Stated task
Scan the records for the string "Ride"; copy each line where it occurs.
---
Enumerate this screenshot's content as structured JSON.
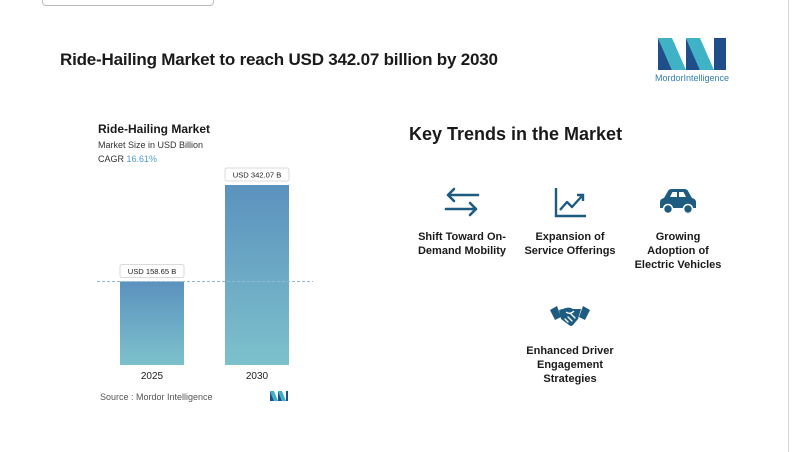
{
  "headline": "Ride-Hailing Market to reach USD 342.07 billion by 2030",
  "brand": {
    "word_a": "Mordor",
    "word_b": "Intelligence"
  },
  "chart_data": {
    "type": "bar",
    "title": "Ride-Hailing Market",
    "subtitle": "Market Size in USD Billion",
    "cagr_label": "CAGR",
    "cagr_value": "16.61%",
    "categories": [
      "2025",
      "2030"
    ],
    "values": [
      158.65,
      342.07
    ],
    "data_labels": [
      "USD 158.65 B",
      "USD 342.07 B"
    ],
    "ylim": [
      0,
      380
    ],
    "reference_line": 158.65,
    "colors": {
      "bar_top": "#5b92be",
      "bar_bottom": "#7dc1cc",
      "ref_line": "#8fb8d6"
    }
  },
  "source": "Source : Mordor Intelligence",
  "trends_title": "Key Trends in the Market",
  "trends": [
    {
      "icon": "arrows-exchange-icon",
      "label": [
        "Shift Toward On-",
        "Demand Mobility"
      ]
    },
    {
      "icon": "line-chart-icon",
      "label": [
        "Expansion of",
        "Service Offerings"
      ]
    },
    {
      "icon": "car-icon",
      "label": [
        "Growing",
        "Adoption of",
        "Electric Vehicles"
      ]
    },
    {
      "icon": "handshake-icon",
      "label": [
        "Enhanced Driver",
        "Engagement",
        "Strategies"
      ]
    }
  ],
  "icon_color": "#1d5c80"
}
---
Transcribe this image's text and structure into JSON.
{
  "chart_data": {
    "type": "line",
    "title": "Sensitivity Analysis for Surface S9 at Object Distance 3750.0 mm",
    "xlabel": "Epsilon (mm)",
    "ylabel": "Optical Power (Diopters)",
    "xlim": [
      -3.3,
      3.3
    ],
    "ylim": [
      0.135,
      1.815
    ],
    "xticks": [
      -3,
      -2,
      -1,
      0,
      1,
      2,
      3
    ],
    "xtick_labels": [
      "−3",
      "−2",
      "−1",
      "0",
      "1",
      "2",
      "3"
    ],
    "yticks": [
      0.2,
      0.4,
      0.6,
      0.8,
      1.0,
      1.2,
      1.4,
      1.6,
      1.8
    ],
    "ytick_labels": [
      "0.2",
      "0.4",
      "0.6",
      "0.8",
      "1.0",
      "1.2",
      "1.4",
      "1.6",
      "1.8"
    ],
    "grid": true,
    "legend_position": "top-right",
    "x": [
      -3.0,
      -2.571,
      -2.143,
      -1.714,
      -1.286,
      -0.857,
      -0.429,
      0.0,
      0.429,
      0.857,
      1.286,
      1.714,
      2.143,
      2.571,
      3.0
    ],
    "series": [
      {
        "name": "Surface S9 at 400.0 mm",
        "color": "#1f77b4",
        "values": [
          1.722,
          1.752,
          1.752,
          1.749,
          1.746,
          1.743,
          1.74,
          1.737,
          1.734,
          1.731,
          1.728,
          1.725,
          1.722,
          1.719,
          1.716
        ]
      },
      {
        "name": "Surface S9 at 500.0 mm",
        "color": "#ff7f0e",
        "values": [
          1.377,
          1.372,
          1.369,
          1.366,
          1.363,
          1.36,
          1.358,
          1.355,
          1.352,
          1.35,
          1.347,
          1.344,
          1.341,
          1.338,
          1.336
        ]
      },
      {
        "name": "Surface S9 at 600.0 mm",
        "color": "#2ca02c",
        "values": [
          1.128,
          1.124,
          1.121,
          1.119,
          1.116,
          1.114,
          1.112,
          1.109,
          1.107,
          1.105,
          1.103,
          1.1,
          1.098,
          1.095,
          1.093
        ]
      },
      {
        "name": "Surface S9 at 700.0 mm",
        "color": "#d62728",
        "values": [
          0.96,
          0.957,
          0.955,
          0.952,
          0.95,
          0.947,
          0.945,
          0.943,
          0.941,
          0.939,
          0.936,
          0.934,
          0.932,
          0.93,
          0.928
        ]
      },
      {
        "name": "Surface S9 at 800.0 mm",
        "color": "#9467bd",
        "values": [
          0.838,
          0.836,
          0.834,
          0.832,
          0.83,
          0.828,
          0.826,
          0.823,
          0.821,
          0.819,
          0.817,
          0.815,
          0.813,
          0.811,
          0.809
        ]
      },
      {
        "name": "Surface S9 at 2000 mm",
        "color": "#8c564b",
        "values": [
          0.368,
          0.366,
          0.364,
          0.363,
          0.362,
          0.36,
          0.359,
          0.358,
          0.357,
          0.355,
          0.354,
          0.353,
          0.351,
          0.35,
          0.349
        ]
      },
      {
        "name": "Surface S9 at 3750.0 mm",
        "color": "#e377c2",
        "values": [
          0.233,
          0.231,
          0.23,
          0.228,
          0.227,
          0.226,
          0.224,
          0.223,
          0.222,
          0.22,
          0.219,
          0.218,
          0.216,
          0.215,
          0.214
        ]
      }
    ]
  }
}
---
Problem solution
  "headline": "Ride-Hailing Market to reach USD 342.07 billion by 2030",
    "title": "Ride-Hailing Market",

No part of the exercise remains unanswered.